* WHAT IS NEEDED:
Transcribe, word for word, the line containing "What data populates" and each line following it through the end of the listing below. Omit all other lines.

* RAW DATA:
------------
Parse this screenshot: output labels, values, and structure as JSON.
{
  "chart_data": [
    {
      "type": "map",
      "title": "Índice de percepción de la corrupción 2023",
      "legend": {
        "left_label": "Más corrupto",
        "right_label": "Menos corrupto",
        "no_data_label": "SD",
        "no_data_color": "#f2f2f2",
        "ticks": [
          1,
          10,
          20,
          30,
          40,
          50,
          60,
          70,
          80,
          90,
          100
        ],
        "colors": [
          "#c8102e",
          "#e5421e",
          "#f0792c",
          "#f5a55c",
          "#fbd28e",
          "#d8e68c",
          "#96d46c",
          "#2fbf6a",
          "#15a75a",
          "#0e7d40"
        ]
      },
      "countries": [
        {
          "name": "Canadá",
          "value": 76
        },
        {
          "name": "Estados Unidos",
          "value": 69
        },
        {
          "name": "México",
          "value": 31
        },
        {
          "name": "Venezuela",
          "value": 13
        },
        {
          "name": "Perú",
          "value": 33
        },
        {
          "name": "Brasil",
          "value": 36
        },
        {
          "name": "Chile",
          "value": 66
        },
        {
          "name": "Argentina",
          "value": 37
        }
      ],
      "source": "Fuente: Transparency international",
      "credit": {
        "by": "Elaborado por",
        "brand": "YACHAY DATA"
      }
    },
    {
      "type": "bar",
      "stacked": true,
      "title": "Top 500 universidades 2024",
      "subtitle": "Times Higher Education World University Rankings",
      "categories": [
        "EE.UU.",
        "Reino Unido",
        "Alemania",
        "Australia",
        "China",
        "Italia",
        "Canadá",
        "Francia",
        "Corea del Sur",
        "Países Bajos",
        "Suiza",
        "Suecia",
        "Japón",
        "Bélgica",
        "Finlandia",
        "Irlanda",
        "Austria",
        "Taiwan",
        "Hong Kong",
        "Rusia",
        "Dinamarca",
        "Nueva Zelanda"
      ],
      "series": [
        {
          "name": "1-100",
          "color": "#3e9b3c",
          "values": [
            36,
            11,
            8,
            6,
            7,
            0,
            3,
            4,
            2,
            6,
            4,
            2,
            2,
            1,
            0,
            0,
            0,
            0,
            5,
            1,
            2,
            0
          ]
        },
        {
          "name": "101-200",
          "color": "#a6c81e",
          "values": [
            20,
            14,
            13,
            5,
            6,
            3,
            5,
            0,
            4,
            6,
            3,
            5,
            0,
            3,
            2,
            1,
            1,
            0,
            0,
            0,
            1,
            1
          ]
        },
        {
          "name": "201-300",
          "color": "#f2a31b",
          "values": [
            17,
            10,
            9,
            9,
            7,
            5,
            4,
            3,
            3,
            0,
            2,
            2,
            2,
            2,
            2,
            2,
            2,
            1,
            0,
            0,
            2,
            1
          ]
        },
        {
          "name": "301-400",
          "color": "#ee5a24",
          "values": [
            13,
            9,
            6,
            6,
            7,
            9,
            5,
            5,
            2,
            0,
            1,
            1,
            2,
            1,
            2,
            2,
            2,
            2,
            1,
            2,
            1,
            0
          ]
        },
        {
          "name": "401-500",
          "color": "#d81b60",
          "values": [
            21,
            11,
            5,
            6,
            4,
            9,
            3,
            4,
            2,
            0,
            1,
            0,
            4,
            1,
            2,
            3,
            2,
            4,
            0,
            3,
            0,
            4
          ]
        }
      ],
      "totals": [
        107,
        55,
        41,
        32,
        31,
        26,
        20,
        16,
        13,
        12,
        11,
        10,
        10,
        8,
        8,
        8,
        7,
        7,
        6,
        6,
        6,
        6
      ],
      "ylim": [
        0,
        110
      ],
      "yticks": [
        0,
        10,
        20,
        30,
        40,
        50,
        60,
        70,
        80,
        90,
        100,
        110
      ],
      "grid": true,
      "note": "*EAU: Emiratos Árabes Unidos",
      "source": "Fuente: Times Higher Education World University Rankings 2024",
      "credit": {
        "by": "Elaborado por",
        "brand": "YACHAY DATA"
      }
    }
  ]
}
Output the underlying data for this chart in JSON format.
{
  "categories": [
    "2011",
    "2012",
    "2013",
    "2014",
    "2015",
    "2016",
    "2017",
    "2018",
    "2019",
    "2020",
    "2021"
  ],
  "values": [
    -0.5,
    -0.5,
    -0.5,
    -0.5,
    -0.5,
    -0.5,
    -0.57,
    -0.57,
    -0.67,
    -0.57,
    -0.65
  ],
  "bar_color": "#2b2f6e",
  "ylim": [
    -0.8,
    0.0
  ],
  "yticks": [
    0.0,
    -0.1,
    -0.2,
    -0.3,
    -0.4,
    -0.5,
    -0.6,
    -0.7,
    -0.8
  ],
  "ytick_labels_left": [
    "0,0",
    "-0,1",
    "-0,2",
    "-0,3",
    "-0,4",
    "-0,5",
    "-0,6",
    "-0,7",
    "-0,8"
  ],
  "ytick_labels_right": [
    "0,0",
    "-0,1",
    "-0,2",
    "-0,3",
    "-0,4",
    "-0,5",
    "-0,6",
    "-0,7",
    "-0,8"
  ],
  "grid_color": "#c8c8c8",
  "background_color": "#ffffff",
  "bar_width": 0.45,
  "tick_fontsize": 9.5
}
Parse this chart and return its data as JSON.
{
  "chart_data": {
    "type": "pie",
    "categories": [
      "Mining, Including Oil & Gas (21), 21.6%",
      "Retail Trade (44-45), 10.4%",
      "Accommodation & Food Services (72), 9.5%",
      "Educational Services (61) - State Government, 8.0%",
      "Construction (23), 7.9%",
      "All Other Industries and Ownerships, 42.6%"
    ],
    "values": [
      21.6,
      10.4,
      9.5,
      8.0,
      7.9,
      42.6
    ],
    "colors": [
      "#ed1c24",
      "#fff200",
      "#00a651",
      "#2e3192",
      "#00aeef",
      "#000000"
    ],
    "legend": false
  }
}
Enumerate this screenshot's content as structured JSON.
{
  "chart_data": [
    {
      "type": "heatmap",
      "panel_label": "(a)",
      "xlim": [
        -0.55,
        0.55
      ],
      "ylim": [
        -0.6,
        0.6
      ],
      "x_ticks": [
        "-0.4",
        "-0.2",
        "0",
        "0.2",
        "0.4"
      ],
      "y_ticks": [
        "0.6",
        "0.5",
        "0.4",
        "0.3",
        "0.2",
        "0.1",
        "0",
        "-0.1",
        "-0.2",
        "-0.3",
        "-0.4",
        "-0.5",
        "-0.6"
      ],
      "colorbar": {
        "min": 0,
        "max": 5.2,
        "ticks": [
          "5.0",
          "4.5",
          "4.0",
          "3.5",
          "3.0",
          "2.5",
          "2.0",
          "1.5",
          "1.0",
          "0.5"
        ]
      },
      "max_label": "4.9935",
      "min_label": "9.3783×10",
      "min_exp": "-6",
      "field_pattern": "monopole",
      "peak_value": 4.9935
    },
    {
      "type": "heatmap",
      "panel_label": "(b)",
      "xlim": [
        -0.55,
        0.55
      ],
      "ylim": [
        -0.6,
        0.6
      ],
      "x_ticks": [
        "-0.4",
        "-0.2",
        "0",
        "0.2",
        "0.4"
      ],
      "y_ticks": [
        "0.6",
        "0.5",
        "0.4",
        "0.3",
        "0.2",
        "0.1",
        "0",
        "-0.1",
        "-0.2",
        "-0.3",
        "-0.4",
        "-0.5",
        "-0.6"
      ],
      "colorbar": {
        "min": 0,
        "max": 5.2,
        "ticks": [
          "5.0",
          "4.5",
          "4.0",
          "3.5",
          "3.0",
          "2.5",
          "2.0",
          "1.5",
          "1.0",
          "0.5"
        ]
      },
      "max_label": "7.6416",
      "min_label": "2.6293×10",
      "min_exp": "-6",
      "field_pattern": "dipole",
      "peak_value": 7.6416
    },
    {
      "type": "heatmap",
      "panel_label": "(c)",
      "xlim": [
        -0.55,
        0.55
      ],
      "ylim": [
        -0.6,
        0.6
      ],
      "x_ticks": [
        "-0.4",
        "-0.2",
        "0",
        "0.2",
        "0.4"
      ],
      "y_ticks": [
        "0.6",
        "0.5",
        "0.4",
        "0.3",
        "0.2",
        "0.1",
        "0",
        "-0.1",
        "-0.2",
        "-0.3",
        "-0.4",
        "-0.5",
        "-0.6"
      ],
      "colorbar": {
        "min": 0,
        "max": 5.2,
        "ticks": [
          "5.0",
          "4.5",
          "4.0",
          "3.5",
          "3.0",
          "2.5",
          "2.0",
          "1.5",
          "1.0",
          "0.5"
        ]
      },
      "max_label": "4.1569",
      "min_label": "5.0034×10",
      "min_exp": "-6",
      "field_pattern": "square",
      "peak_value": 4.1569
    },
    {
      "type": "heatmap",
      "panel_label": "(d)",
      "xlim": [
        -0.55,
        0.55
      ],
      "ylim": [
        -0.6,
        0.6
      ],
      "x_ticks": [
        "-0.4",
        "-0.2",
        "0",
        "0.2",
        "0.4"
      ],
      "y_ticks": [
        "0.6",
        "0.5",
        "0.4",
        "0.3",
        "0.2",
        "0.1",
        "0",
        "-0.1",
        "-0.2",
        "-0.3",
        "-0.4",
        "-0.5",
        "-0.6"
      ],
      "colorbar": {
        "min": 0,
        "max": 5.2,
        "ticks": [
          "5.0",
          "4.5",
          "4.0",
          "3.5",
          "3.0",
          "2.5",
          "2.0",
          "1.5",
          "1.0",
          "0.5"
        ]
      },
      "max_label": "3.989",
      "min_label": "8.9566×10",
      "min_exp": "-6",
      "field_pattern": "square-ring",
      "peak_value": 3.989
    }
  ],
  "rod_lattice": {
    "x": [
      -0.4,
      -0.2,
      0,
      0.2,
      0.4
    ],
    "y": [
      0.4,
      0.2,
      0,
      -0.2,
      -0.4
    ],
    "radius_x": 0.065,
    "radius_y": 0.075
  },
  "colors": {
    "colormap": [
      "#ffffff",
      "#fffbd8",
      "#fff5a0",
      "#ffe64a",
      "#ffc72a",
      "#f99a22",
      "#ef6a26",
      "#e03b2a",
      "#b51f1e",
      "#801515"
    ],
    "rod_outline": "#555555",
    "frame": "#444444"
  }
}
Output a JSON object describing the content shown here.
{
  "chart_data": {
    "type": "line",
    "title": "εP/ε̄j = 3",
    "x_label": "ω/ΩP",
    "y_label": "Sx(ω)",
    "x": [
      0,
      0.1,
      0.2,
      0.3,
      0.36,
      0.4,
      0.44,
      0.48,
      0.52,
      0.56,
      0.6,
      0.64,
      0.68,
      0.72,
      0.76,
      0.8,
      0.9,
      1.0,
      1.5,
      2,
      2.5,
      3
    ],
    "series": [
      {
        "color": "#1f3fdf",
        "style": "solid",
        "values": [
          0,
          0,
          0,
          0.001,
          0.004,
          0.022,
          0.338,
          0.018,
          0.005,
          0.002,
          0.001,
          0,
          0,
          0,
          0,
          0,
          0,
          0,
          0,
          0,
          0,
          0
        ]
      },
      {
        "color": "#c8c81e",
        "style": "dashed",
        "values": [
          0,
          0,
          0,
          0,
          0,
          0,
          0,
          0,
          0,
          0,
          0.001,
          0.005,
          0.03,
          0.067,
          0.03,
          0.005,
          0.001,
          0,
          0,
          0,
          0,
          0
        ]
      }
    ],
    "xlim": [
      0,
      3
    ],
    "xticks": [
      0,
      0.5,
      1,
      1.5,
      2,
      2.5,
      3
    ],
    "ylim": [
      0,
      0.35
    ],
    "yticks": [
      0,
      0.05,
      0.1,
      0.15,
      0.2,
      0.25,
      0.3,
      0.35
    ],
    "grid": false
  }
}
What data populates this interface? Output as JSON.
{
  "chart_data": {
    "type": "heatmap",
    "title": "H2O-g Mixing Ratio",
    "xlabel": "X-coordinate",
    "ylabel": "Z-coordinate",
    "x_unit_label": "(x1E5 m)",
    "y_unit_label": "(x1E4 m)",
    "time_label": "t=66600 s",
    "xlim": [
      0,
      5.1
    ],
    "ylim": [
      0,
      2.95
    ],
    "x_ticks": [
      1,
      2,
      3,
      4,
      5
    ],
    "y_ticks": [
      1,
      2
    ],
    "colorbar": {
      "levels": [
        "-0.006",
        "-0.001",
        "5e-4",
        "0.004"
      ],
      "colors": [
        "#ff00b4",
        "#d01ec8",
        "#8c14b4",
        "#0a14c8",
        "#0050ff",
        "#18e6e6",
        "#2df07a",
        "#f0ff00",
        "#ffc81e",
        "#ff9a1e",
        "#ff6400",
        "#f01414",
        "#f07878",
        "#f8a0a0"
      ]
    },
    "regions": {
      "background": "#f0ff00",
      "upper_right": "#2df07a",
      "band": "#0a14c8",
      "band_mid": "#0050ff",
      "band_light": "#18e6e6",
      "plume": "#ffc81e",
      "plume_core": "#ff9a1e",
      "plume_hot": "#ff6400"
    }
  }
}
------------
* EXPECTED OUTPUT:
What data populates this interface? Output as JSON.
{
  "chart_data": {
    "type": "heatmap",
    "title": "H2O-g Mixing Ratio",
    "xlabel": "X-coordinate",
    "ylabel": "Z-coordinate",
    "x_unit_label": "(x1E5 m)",
    "y_unit_label": "(x1E4 m)",
    "time_label": "t=66600 s",
    "xlim": [
      0,
      5.1
    ],
    "ylim": [
      0,
      2.95
    ],
    "x_ticks": [
      1,
      2,
      3,
      4,
      5
    ],
    "y_ticks": [
      1,
      2
    ],
    "colorbar": {
      "levels": [
        "-0.006",
        "-0.001",
        "5e-4",
        "0.004"
      ],
      "colors": [
        "#ff00b4",
        "#d01ec8",
        "#8c14b4",
        "#0a14c8",
        "#0050ff",
        "#18e6e6",
        "#2df07a",
        "#f0ff00",
        "#ffc81e",
        "#ff9a1e",
        "#ff6400",
        "#f01414",
        "#f07878",
        "#f8a0a0"
      ]
    },
    "regions": {
      "background": "#f0ff00",
      "upper_right": "#2df07a",
      "band": "#0a14c8",
      "band_mid": "#0050ff",
      "band_light": "#18e6e6",
      "plume": "#ffc81e",
      "plume_core": "#ff9a1e",
      "plume_hot": "#ff6400"
    }
  }
}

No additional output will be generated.